Extracted records
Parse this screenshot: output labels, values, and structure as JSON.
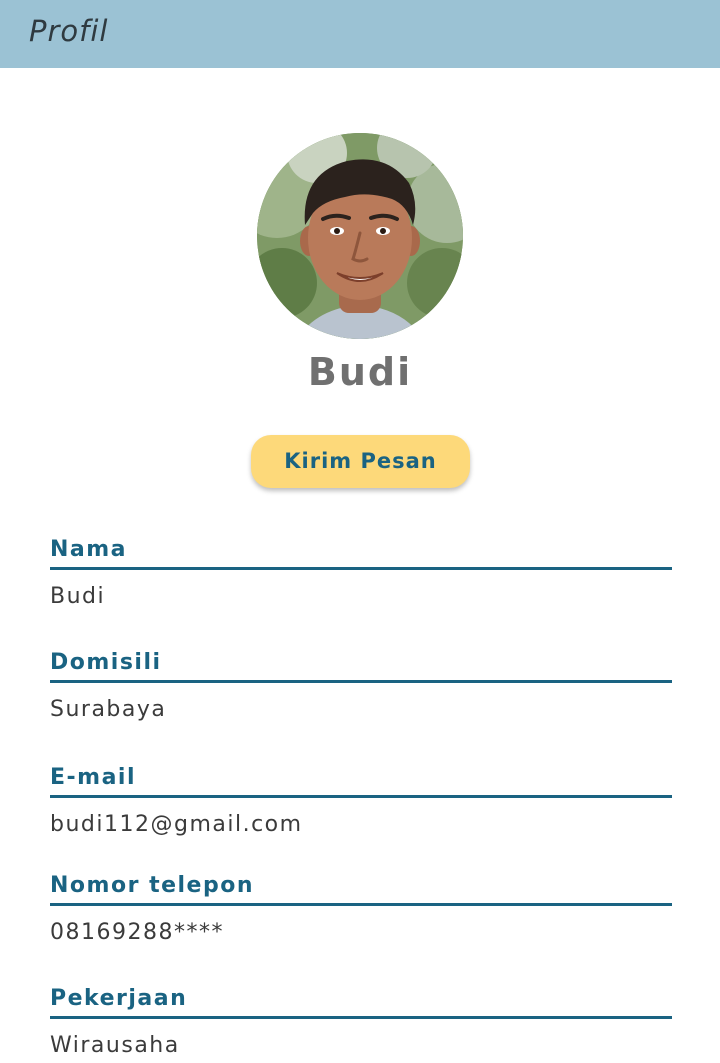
{
  "app_bar": {
    "title": "Profil",
    "color": "#9bc2d4"
  },
  "profile": {
    "name": "Budi",
    "send_button_label": "Kirim Pesan",
    "button_color": "#fdd97a"
  },
  "fields": [
    {
      "label": "Nama",
      "value": "Budi"
    },
    {
      "label": "Domisili",
      "value": "Surabaya"
    },
    {
      "label": "E-mail",
      "value": "budi112@gmail.com"
    },
    {
      "label": "Nomor telepon",
      "value": "08169288****"
    },
    {
      "label": "Pekerjaan",
      "value": "Wirausaha"
    }
  ],
  "accent_color": "#1a6382"
}
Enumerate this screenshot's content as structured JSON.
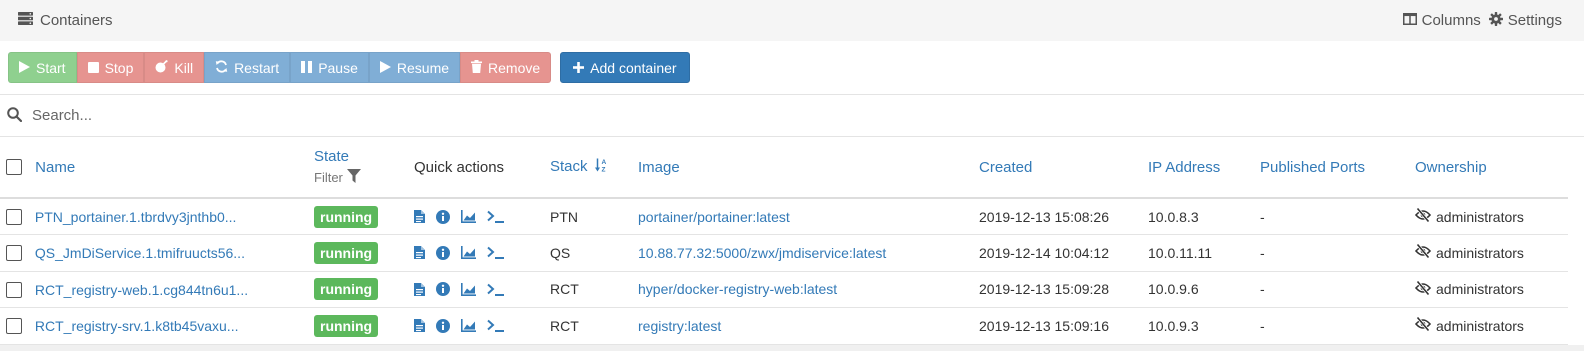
{
  "header": {
    "title": "Containers",
    "columns_label": "Columns",
    "settings_label": "Settings"
  },
  "toolbar": {
    "start": "Start",
    "stop": "Stop",
    "kill": "Kill",
    "restart": "Restart",
    "pause": "Pause",
    "resume": "Resume",
    "remove": "Remove",
    "add_container": "Add container"
  },
  "search": {
    "placeholder": "Search..."
  },
  "table": {
    "headers": {
      "name": "Name",
      "state": "State",
      "state_filter": "Filter",
      "quick_actions": "Quick actions",
      "stack": "Stack",
      "image": "Image",
      "created": "Created",
      "ip": "IP Address",
      "ports": "Published Ports",
      "ownership": "Ownership"
    },
    "rows": [
      {
        "name": "PTN_portainer.1.tbrdvy3jnthb0...",
        "state": "running",
        "stack": "PTN",
        "image": "portainer/portainer:latest",
        "created": "2019-12-13 15:08:26",
        "ip": "10.0.8.3",
        "ports": "-",
        "ownership": "administrators"
      },
      {
        "name": "QS_JmDiService.1.tmifruucts56...",
        "state": "running",
        "stack": "QS",
        "image": "10.88.77.32:5000/zwx/jmdiservice:latest",
        "created": "2019-12-14 10:04:12",
        "ip": "10.0.11.11",
        "ports": "-",
        "ownership": "administrators"
      },
      {
        "name": "RCT_registry-web.1.cg844tn6u1...",
        "state": "running",
        "stack": "RCT",
        "image": "hyper/docker-registry-web:latest",
        "created": "2019-12-13 15:09:28",
        "ip": "10.0.9.6",
        "ports": "-",
        "ownership": "administrators"
      },
      {
        "name": "RCT_registry-srv.1.k8tb45vaxu...",
        "state": "running",
        "stack": "RCT",
        "image": "registry:latest",
        "created": "2019-12-13 15:09:16",
        "ip": "10.0.9.3",
        "ports": "-",
        "ownership": "administrators"
      }
    ]
  },
  "colors": {
    "link": "#337ab7",
    "running_badge": "#5cb85c",
    "btn_success": "#8fd08f",
    "btn_danger": "#e69490",
    "btn_primary": "#80aed6",
    "btn_add": "#337ab7"
  },
  "icons": {
    "header": "server-icon",
    "columns": "columns-icon",
    "settings": "gear-icon",
    "search": "search-icon",
    "filter": "filter-icon",
    "sort": "sort-alpha-icon",
    "quick_actions": [
      "logs-icon",
      "info-icon",
      "stats-icon",
      "console-icon"
    ],
    "ownership": "eye-slash-icon"
  }
}
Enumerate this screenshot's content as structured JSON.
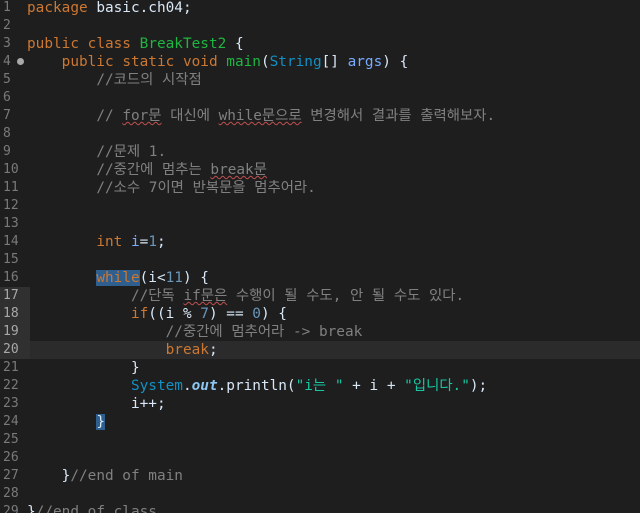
{
  "editor": {
    "lines": [
      {
        "num": "1",
        "segments": [
          {
            "c": "kw",
            "t": "package"
          },
          {
            "c": "",
            "t": " basic.ch04;"
          }
        ]
      },
      {
        "num": "2",
        "segments": []
      },
      {
        "num": "3",
        "segments": [
          {
            "c": "kw",
            "t": "public"
          },
          {
            "c": "",
            "t": " "
          },
          {
            "c": "kw",
            "t": "class"
          },
          {
            "c": "",
            "t": " "
          },
          {
            "c": "cls",
            "t": "BreakTest2"
          },
          {
            "c": "",
            "t": " {"
          }
        ]
      },
      {
        "num": "4",
        "fold": true,
        "segments": [
          {
            "c": "",
            "t": "    "
          },
          {
            "c": "kw",
            "t": "public"
          },
          {
            "c": "",
            "t": " "
          },
          {
            "c": "kw",
            "t": "static"
          },
          {
            "c": "",
            "t": " "
          },
          {
            "c": "kw",
            "t": "void"
          },
          {
            "c": "",
            "t": " "
          },
          {
            "c": "fn",
            "t": "main"
          },
          {
            "c": "",
            "t": "("
          },
          {
            "c": "type",
            "t": "String"
          },
          {
            "c": "",
            "t": "[] "
          },
          {
            "c": "param",
            "t": "args"
          },
          {
            "c": "",
            "t": ") {"
          }
        ]
      },
      {
        "num": "5",
        "segments": [
          {
            "c": "",
            "t": "        "
          },
          {
            "c": "cm",
            "t": "//코드의 시작점"
          }
        ]
      },
      {
        "num": "6",
        "segments": []
      },
      {
        "num": "7",
        "segments": [
          {
            "c": "",
            "t": "        "
          },
          {
            "c": "cm",
            "t": "// "
          },
          {
            "c": "cm warn",
            "t": "for문"
          },
          {
            "c": "cm",
            "t": " 대신에 "
          },
          {
            "c": "cm warn",
            "t": "while문으로"
          },
          {
            "c": "cm",
            "t": " 변경해서 결과를 출력해보자."
          }
        ]
      },
      {
        "num": "8",
        "segments": []
      },
      {
        "num": "9",
        "segments": [
          {
            "c": "",
            "t": "        "
          },
          {
            "c": "cm",
            "t": "//문제 1."
          }
        ]
      },
      {
        "num": "10",
        "segments": [
          {
            "c": "",
            "t": "        "
          },
          {
            "c": "cm",
            "t": "//중간에 멈추는 "
          },
          {
            "c": "cm warn",
            "t": "break문"
          }
        ]
      },
      {
        "num": "11",
        "segments": [
          {
            "c": "",
            "t": "        "
          },
          {
            "c": "cm",
            "t": "//소수 7이면 반복문을 멈추어라."
          }
        ]
      },
      {
        "num": "12",
        "segments": []
      },
      {
        "num": "13",
        "segments": []
      },
      {
        "num": "14",
        "segments": [
          {
            "c": "",
            "t": "        "
          },
          {
            "c": "kw",
            "t": "int"
          },
          {
            "c": "",
            "t": " "
          },
          {
            "c": "param",
            "t": "i"
          },
          {
            "c": "",
            "t": "="
          },
          {
            "c": "num",
            "t": "1"
          },
          {
            "c": "",
            "t": ";"
          }
        ]
      },
      {
        "num": "15",
        "segments": []
      },
      {
        "num": "16",
        "segments": [
          {
            "c": "",
            "t": "        "
          },
          {
            "c": "kw kwsel",
            "t": "while"
          },
          {
            "c": "",
            "t": "(i<"
          },
          {
            "c": "num",
            "t": "11"
          },
          {
            "c": "",
            "t": ") {"
          }
        ]
      },
      {
        "num": "17",
        "hl": true,
        "segments": [
          {
            "c": "",
            "t": "            "
          },
          {
            "c": "cm",
            "t": "//단독 "
          },
          {
            "c": "cm warn",
            "t": "if문은"
          },
          {
            "c": "cm",
            "t": " 수행이 될 수도, 안 될 수도 있다."
          }
        ]
      },
      {
        "num": "18",
        "hl": true,
        "segments": [
          {
            "c": "",
            "t": "            "
          },
          {
            "c": "kw",
            "t": "if"
          },
          {
            "c": "",
            "t": "((i % "
          },
          {
            "c": "num",
            "t": "7"
          },
          {
            "c": "",
            "t": ") == "
          },
          {
            "c": "num",
            "t": "0"
          },
          {
            "c": "",
            "t": ") {"
          }
        ]
      },
      {
        "num": "19",
        "hl": true,
        "segments": [
          {
            "c": "",
            "t": "                "
          },
          {
            "c": "cm",
            "t": "//중간에 멈추어라 -> break"
          }
        ]
      },
      {
        "num": "20",
        "hl": true,
        "current": true,
        "segments": [
          {
            "c": "",
            "t": "                "
          },
          {
            "c": "kw",
            "t": "break"
          },
          {
            "c": "",
            "t": ";"
          }
        ]
      },
      {
        "num": "21",
        "segments": [
          {
            "c": "",
            "t": "            }"
          }
        ]
      },
      {
        "num": "22",
        "segments": [
          {
            "c": "",
            "t": "            "
          },
          {
            "c": "sys",
            "t": "System"
          },
          {
            "c": "",
            "t": "."
          },
          {
            "c": "field",
            "t": "out"
          },
          {
            "c": "",
            "t": ".println("
          },
          {
            "c": "str",
            "t": "\"i는 \""
          },
          {
            "c": "",
            "t": " + i + "
          },
          {
            "c": "str",
            "t": "\"입니다.\""
          },
          {
            "c": "",
            "t": ");"
          }
        ]
      },
      {
        "num": "23",
        "segments": [
          {
            "c": "",
            "t": "            i++;"
          }
        ]
      },
      {
        "num": "24",
        "segments": [
          {
            "c": "",
            "t": "        "
          },
          {
            "c": "sel",
            "t": "}"
          }
        ]
      },
      {
        "num": "25",
        "segments": []
      },
      {
        "num": "26",
        "segments": []
      },
      {
        "num": "27",
        "segments": [
          {
            "c": "",
            "t": "    }"
          },
          {
            "c": "cm",
            "t": "//end of main"
          }
        ]
      },
      {
        "num": "28",
        "segments": []
      },
      {
        "num": "29",
        "segments": [
          {
            "c": "",
            "t": "}"
          },
          {
            "c": "cm",
            "t": "//end of class"
          }
        ]
      }
    ]
  }
}
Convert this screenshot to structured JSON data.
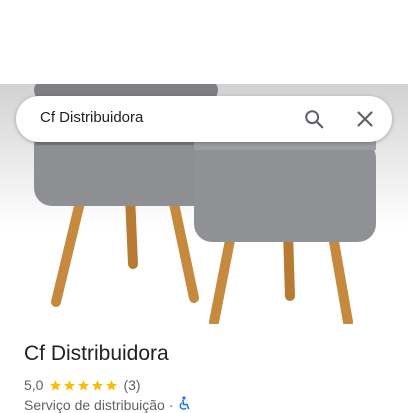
{
  "search": {
    "query": "Cf Distribuidora"
  },
  "place": {
    "name": "Cf Distribuidora",
    "rating": "5,0",
    "stars": 5,
    "review_count": "(3)",
    "category": "Serviço de distribuição",
    "separator": "·"
  },
  "colors": {
    "star": "#fbbc04",
    "accessible_icon": "#1a73e8",
    "title": "#202124",
    "secondary_text": "#5f6368"
  },
  "icons": {
    "search": "search-icon",
    "close": "close-icon",
    "accessible": "wheelchair-icon"
  }
}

• [Exercise instructions] Search the entries for the word "latest", then gather every line that has it.

• [Task output]
        "image": "portainer/portainer:latest",
        "image": "10.88.77.32:5000/zwx/jmdiservice:latest",
        "image": "hyper/docker-registry-web:latest",
        "image": "registry:latest",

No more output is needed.